- **PROBLEM TO WORK ON**: Retype every line of the listing below without changing anything, and leave the pictures out.

- **SUPPLIED RECORDS**:
▬▬▬
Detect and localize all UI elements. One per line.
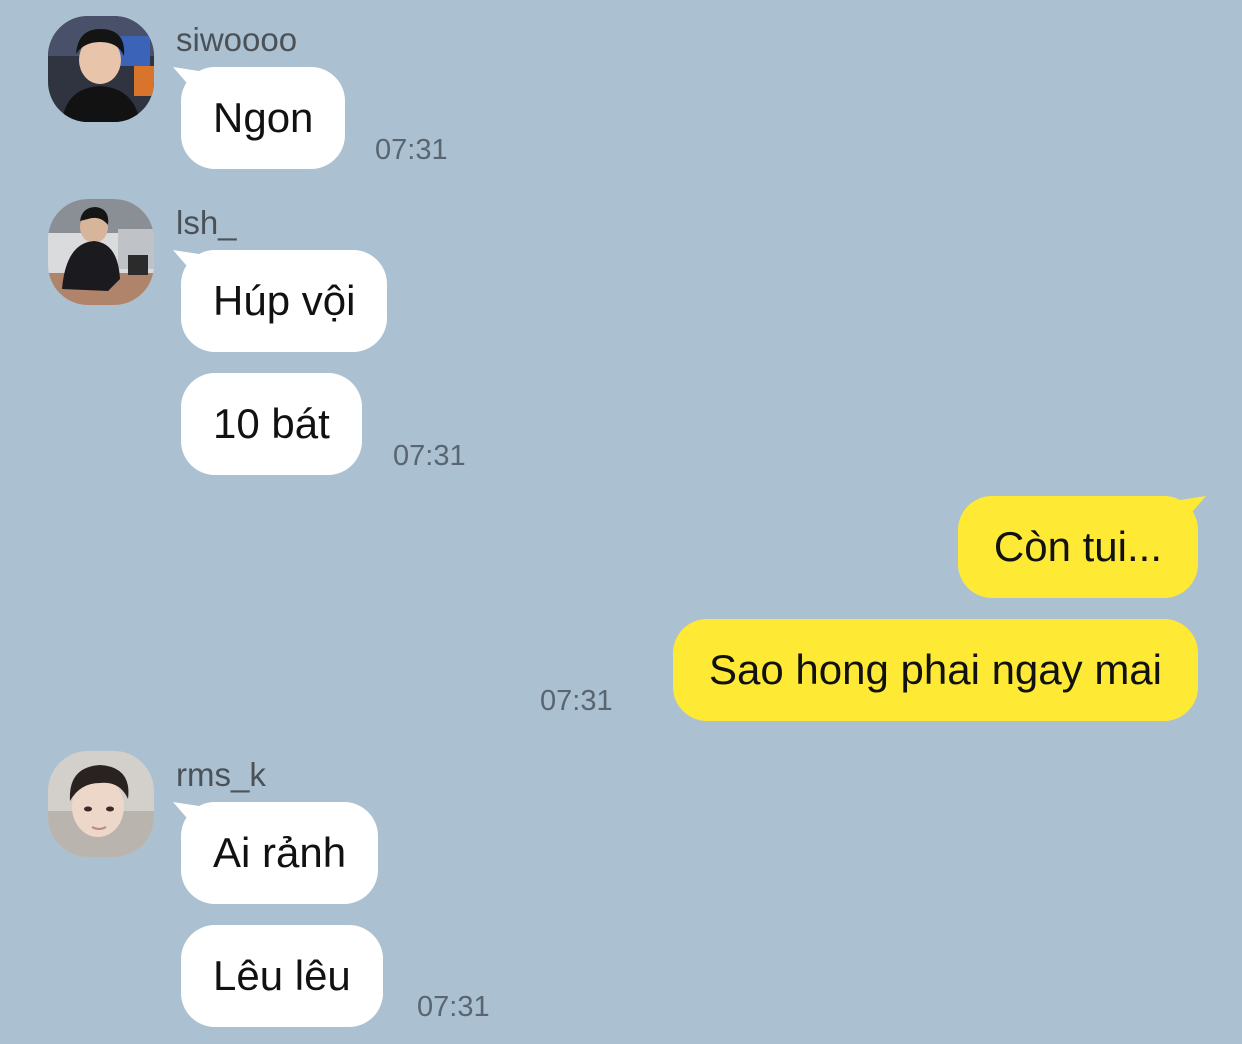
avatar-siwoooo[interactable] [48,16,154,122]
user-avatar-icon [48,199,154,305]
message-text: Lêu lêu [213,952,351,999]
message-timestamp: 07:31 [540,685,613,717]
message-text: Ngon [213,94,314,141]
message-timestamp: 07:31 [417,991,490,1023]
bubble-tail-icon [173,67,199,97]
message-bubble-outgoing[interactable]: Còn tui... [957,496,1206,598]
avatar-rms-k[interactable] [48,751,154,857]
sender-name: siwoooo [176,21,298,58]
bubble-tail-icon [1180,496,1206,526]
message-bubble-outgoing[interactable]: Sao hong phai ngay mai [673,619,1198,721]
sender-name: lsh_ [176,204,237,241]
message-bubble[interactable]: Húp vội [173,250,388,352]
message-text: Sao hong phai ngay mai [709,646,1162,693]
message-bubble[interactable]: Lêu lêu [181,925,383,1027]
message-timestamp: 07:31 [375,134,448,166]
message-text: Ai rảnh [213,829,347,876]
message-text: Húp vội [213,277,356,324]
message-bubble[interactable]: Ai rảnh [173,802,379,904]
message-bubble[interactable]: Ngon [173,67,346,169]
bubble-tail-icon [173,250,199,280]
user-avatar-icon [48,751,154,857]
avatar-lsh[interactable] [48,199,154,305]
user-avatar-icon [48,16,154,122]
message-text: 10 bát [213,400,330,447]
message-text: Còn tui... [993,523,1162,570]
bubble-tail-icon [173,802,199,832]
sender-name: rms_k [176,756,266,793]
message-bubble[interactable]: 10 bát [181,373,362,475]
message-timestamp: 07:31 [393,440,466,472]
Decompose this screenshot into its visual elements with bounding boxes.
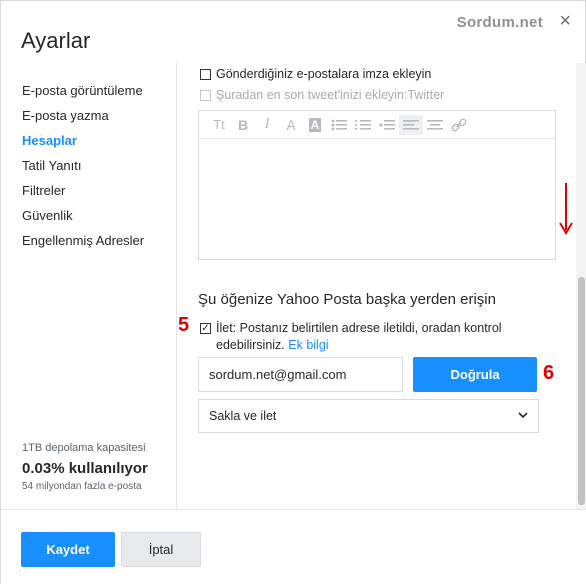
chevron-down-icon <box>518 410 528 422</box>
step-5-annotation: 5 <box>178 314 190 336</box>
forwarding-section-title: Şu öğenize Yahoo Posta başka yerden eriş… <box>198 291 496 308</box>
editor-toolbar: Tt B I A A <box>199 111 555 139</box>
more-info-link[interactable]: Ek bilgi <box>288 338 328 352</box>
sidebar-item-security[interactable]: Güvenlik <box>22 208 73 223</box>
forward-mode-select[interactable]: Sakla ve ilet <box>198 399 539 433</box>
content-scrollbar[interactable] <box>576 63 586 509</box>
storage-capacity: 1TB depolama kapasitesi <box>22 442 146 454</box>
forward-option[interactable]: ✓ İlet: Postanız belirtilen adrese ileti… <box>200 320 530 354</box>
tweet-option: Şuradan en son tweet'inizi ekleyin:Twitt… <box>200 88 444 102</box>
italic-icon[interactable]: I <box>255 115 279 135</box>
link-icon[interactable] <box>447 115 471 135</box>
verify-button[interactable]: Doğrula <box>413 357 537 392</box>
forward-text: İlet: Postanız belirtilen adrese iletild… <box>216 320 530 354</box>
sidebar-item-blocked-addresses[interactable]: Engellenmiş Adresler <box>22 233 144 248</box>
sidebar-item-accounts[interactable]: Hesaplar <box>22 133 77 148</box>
▬▬▬
- **RESULT OF THE EXERCISE**:
Detect and localize all UI elements. One per line.
avatar-siwoooo[interactable] [48,16,154,122]
user-avatar-icon [48,199,154,305]
message-text: Lêu lêu [213,952,351,999]
message-timestamp: 07:31 [540,685,613,717]
message-text: Ngon [213,94,314,141]
message-timestamp: 07:31 [417,991,490,1023]
bubble-tail-icon [173,67,199,97]
message-bubble-outgoing[interactable]: Còn tui... [957,496,1206,598]
avatar-rms-k[interactable] [48,751,154,857]
sender-name: siwoooo [176,21,298,58]
bubble-tail-icon [1180,496,1206,526]
message-bubble-outgoing[interactable]: Sao hong phai ngay mai [673,619,1198,721]
sender-name: lsh_ [176,204,237,241]
message-bubble[interactable]: Húp vội [173,250,388,352]
message-text: Sao hong phai ngay mai [709,646,1162,693]
message-bubble[interactable]: Lêu lêu [181,925,383,1027]
message-timestamp: 07:31 [375,134,448,166]
message-text: Ai rảnh [213,829,347,876]
message-text: Húp vội [213,277,356,324]
message-bubble[interactable]: Ai rảnh [173,802,379,904]
message-bubble[interactable]: Ngon [173,67,346,169]
bubble-tail-icon [173,250,199,280]
user-avatar-icon [48,751,154,857]
avatar-lsh[interactable] [48,199,154,305]
user-avatar-icon [48,16,154,122]
message-text: 10 bát [213,400,330,447]
message-text: Còn tui... [993,523,1162,570]
bubble-tail-icon [173,802,199,832]
sender-name: rms_k [176,756,266,793]
message-bubble[interactable]: 10 bát [181,373,362,475]
message-timestamp: 07:31 [393,440,466,472]
Decompose this screenshot into its visual elements with bounding boxes.
chevron-down-icon <box>518 410 528 422</box>
step-5-annotation: 5 <box>178 314 190 336</box>
forwarding-section-title: Şu öğenize Yahoo Posta başka yerden eriş… <box>198 291 496 308</box>
editor-toolbar: Tt B I A A <box>199 111 555 139</box>
more-info-link[interactable]: Ek bilgi <box>288 338 328 352</box>
sidebar-item-security[interactable]: Güvenlik <box>22 208 73 223</box>
forward-mode-select[interactable]: Sakla ve ilet <box>198 399 539 433</box>
content-scrollbar[interactable] <box>576 63 586 509</box>
storage-capacity: 1TB depolama kapasitesi <box>22 442 146 454</box>
forward-option[interactable]: ✓ İlet: Postanız belirtilen adrese ileti… <box>200 320 530 354</box>
tweet-option: Şuradan en son tweet'inizi ekleyin:Twitt… <box>200 88 444 102</box>
italic-icon[interactable]: I <box>255 115 279 135</box>
link-icon[interactable] <box>447 115 471 135</box>
verify-button[interactable]: Doğrula <box>413 357 537 392</box>
forward-text: İlet: Postanız belirtilen adrese iletild… <box>216 320 530 354</box>
sidebar-item-blocked-addresses[interactable]: Engellenmiş Adresler <box>22 233 144 248</box>
sidebar-item-accounts[interactable]: Hesaplar <box>22 133 77 148</box>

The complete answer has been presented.